## begin Given records
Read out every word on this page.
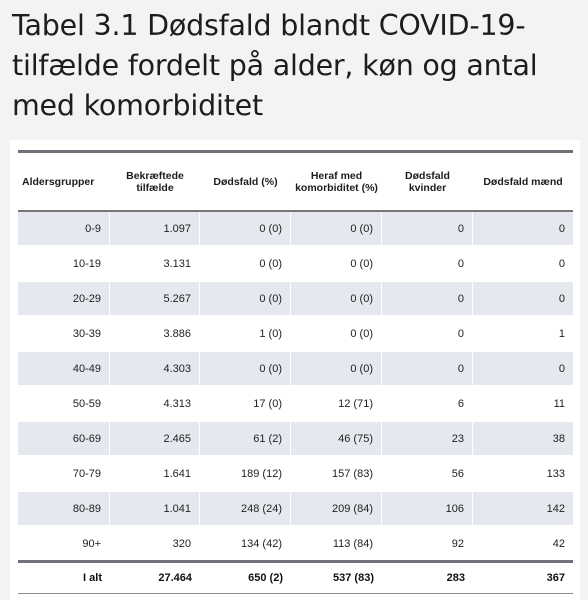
Tabel 3.1 Dødsfald blandt COVID-19-tilfælde fordelt på alder, køn og antal med komorbiditet
Aldersgrupper	Bekræftede tilfælde	Dødsfald (%)	Heraf med komorbiditet (%)	Dødsfald kvinder	Dødsfald mænd
0-9	1.097	0 (0)	0 (0)	0	0
10-19	3.131	0 (0)	0 (0)	0	0
20-29	5.267	0 (0)	0 (0)	0	0
30-39	3.886	1 (0)	0 (0)	0	1
40-49	4.303	0 (0)	0 (0)	0	0
50-59	4.313	17 (0)	12 (71)	6	11
60-69	2.465	61 (2)	46 (75)	23	38
70-79	1.641	189 (12)	157 (83)	56	133
80-89	1.041	248 (24)	209 (84)	106	142
90+	320	134 (42)	113 (84)	92	42
I alt	27.464	650 (2)	537 (83)	283	367
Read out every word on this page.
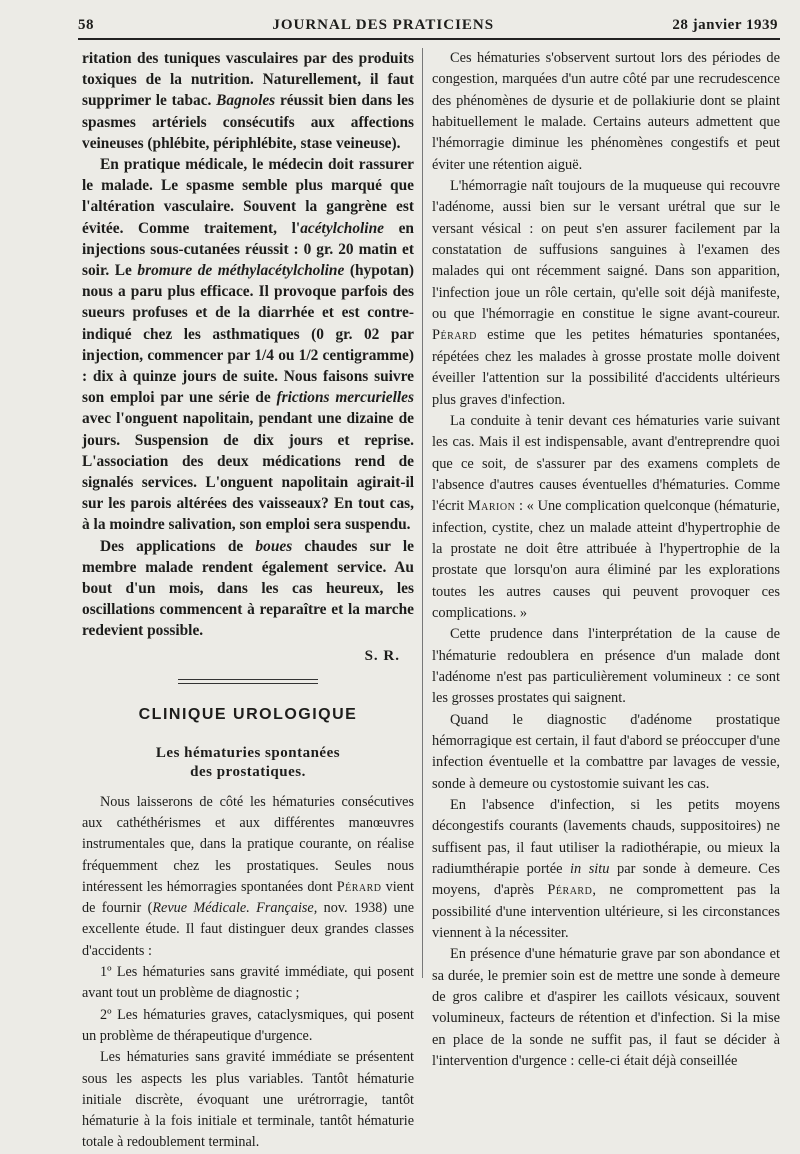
58	JOURNAL DES PRATICIENS	28 janvier 1939

ritation des tuniques vasculaires par des produits toxiques de la nutrition. Naturellement, il faut supprimer le tabac. Bagnoles réussit bien dans les spasmes artériels consécutifs aux affections veineuses (phlébite, périphlébite, stase veineuse).

En pratique médicale, le médecin doit rassurer le malade. Le spasme semble plus marqué que l'altération vasculaire. Souvent la gangrène est évitée. Comme traitement, l'acétylcholine en injections sous-cutanées réussit : 0 gr. 20 matin et soir. Le bromure de méthylacétylcholine (hypotan) nous a paru plus efficace. Il provoque parfois des sueurs profuses et de la diarrhée et est contre-indiqué chez les asthmatiques (0 gr. 02 par injection, commencer par 1/4 ou 1/2 centigramme) : dix à quinze jours de suite. Nous faisons suivre son emploi par une série de frictions mercurielles avec l'onguent napolitain, pendant une dizaine de jours. Suspension de dix jours et reprise. L'association des deux médications rend de signalés services. L'onguent napolitain agirait-il sur les parois altérées des vaisseaux? En tout cas, à la moindre salivation, son emploi sera suspendu.

Des applications de boues chaudes sur le membre malade rendent également service. Au bout d'un mois, dans les cas heureux, les oscillations commencent à reparaître et la marche redevient possible.

S. R.
CLINIQUE UROLOGIQUE
Les hématuries spontanées
des prostatiques.

Nous laisserons de côté les hématuries consécutives aux cathéthérismes et aux différentes manœuvres instrumentales que, dans la pratique courante, on réalise fréquemment chez les prostatiques. Seules nous intéressent les hémorragies spontanées dont Pérard vient de fournir (Revue Médicale. Française, nov. 1938) une excellente étude. Il faut distinguer deux grandes classes d'accidents :

1º Les hématuries sans gravité immédiate, qui posent avant tout un problème de diagnostic ;

2º Les hématuries graves, cataclysmiques, qui posent un problème de thérapeutique d'urgence.

Les hématuries sans gravité immédiate se présentent sous les aspects les plus variables. Tantôt hématurie initiale discrète, évoquant une urétrorragie, tantôt hématurie à la fois initiale et terminale, tantôt hématurie totale à redoublement terminal.

Ces hématuries s'observent surtout lors des périodes de congestion, marquées d'un autre côté par une recrudescence des phénomènes de dysurie et de pollakiurie dont se plaint habituellement le malade. Certains auteurs admettent que l'hémorragie diminue les phénomènes congestifs et peut éviter une rétention aiguë.

L'hémorragie naît toujours de la muqueuse qui recouvre l'adénome, aussi bien sur le versant urétral que sur le versant vésical : on peut s'en assurer facilement par la constatation de suffusions sanguines à l'examen des malades qui ont récemment saigné. Dans son apparition, l'infection joue un rôle certain, qu'elle soit déjà manifeste, ou que l'hémorragie en constitue le signe avant-coureur. Pérard estime que les petites hématuries spontanées, répétées chez les malades à grosse prostate molle doivent éveiller l'attention sur la possibilité d'accidents ultérieurs plus graves d'infection.

La conduite à tenir devant ces hématuries varie suivant les cas. Mais il est indispensable, avant d'entreprendre quoi que ce soit, de s'assurer par des examens complets de l'absence d'autres causes éventuelles d'hématuries. Comme l'écrit Marion : « Une complication quelconque (hématurie, infection, cystite, chez un malade atteint d'hypertrophie de la prostate ne doit être attribuée à l'hypertrophie de la prostate que lorsqu'on aura éliminé par les explorations toutes les autres causes qui peuvent provoquer ces complications. »

Cette prudence dans l'interprétation de la cause de l'hématurie redoublera en présence d'un malade dont l'adénome n'est pas particulièrement volumineux : ce sont les grosses prostates qui saignent.

Quand le diagnostic d'adénome prostatique hémorragique est certain, il faut d'abord se préoccuper d'une infection éventuelle et la combattre par lavages de vessie, sonde à demeure ou cystostomie suivant les cas.

En l'absence d'infection, si les petits moyens décongestifs courants (lavements chauds, suppositoires) ne suffisent pas, il faut utiliser la radiothérapie, ou mieux la radiumthérapie portée in situ par sonde à demeure. Ces moyens, d'après Pérard, ne compromettent pas la possibilité d'une intervention ultérieure, si les circonstances viennent à la nécessiter.

En présence d'une hématurie grave par son abondance et sa durée, le premier soin est de mettre une sonde à demeure de gros calibre et d'aspirer les caillots vésicaux, souvent volumineux, facteurs de rétention et d'infection. Si la mise en place de la sonde ne suffit pas, il faut se décider à l'intervention d'urgence : celle-ci était déjà conseillée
## end Given records
* _Task goal_:
Every record must be copied exactly, with images dropped from the result.

* _Written answer_:
Read out every word on this page.
Tabel 3.1 Dødsfald blandt COVID-19-tilfælde fordelt på alder, køn og antal med komorbiditet
Aldersgrupper	Bekræftede tilfælde	Dødsfald (%)	Heraf med komorbiditet (%)	Dødsfald kvinder	Dødsfald mænd
0-9	1.097	0 (0)	0 (0)	0	0
10-19	3.131	0 (0)	0 (0)	0	0
20-29	5.267	0 (0)	0 (0)	0	0
30-39	3.886	1 (0)	0 (0)	0	1
40-49	4.303	0 (0)	0 (0)	0	0
50-59	4.313	17 (0)	12 (71)	6	11
60-69	2.465	61 (2)	46 (75)	23	38
70-79	1.641	189 (12)	157 (83)	56	133
80-89	1.041	248 (24)	209 (84)	106	142
90+	320	134 (42)	113 (84)	92	42
I alt	27.464	650 (2)	537 (83)	283	367
Read out every word on this page.
58	JOURNAL DES PRATICIENS	28 janvier 1939

ritation des tuniques vasculaires par des produits toxiques de la nutrition. Naturellement, il faut supprimer le tabac. Bagnoles réussit bien dans les spasmes artériels consécutifs aux affections veineuses (phlébite, périphlébite, stase veineuse).

En pratique médicale, le médecin doit rassurer le malade. Le spasme semble plus marqué que l'altération vasculaire. Souvent la gangrène est évitée. Comme traitement, l'acétylcholine en injections sous-cutanées réussit : 0 gr. 20 matin et soir. Le bromure de méthylacétylcholine (hypotan) nous a paru plus efficace. Il provoque parfois des sueurs profuses et de la diarrhée et est contre-indiqué chez les asthmatiques (0 gr. 02 par injection, commencer par 1/4 ou 1/2 centigramme) : dix à quinze jours de suite. Nous faisons suivre son emploi par une série de frictions mercurielles avec l'onguent napolitain, pendant une dizaine de jours. Suspension de dix jours et reprise. L'association des deux médications rend de signalés services. L'onguent napolitain agirait-il sur les parois altérées des vaisseaux? En tout cas, à la moindre salivation, son emploi sera suspendu.

Des applications de boues chaudes sur le membre malade rendent également service. Au bout d'un mois, dans les cas heureux, les oscillations commencent à reparaître et la marche redevient possible.

S. R.
CLINIQUE UROLOGIQUE
Les hématuries spontanées
des prostatiques.

Nous laisserons de côté les hématuries consécutives aux cathéthérismes et aux différentes manœuvres instrumentales que, dans la pratique courante, on réalise fréquemment chez les prostatiques. Seules nous intéressent les hémorragies spontanées dont Pérard vient de fournir (Revue Médicale. Française, nov. 1938) une excellente étude. Il faut distinguer deux grandes classes d'accidents :

1º Les hématuries sans gravité immédiate, qui posent avant tout un problème de diagnostic ;

2º Les hématuries graves, cataclysmiques, qui posent un problème de thérapeutique d'urgence.

Les hématuries sans gravité immédiate se présentent sous les aspects les plus variables. Tantôt hématurie initiale discrète, évoquant une urétrorragie, tantôt hématurie à la fois initiale et terminale, tantôt hématurie totale à redoublement terminal.

Ces hématuries s'observent surtout lors des périodes de congestion, marquées d'un autre côté par une recrudescence des phénomènes de dysurie et de pollakiurie dont se plaint habituellement le malade. Certains auteurs admettent que l'hémorragie diminue les phénomènes congestifs et peut éviter une rétention aiguë.

L'hémorragie naît toujours de la muqueuse qui recouvre l'adénome, aussi bien sur le versant urétral que sur le versant vésical : on peut s'en assurer facilement par la constatation de suffusions sanguines à l'examen des malades qui ont récemment saigné. Dans son apparition, l'infection joue un rôle certain, qu'elle soit déjà manifeste, ou que l'hémorragie en constitue le signe avant-coureur. Pérard estime que les petites hématuries spontanées, répétées chez les malades à grosse prostate molle doivent éveiller l'attention sur la possibilité d'accidents ultérieurs plus graves d'infection.

La conduite à tenir devant ces hématuries varie suivant les cas. Mais il est indispensable, avant d'entreprendre quoi que ce soit, de s'assurer par des examens complets de l'absence d'autres causes éventuelles d'hématuries. Comme l'écrit Marion : « Une complication quelconque (hématurie, infection, cystite, chez un malade atteint d'hypertrophie de la prostate ne doit être attribuée à l'hypertrophie de la prostate que lorsqu'on aura éliminé par les explorations toutes les autres causes qui peuvent provoquer ces complications. »

Cette prudence dans l'interprétation de la cause de l'hématurie redoublera en présence d'un malade dont l'adénome n'est pas particulièrement volumineux : ce sont les grosses prostates qui saignent.

Quand le diagnostic d'adénome prostatique hémorragique est certain, il faut d'abord se préoccuper d'une infection éventuelle et la combattre par lavages de vessie, sonde à demeure ou cystostomie suivant les cas.

En l'absence d'infection, si les petits moyens décongestifs courants (lavements chauds, suppositoires) ne suffisent pas, il faut utiliser la radiothérapie, ou mieux la radiumthérapie portée in situ par sonde à demeure. Ces moyens, d'après Pérard, ne compromettent pas la possibilité d'une intervention ultérieure, si les circonstances viennent à la nécessiter.

En présence d'une hématurie grave par son abondance et sa durée, le premier soin est de mettre une sonde à demeure de gros calibre et d'aspirer les caillots vésicaux, souvent volumineux, facteurs de rétention et d'infection. Si la mise en place de la sonde ne suffit pas, il faut se décider à l'intervention d'urgence : celle-ci était déjà conseillée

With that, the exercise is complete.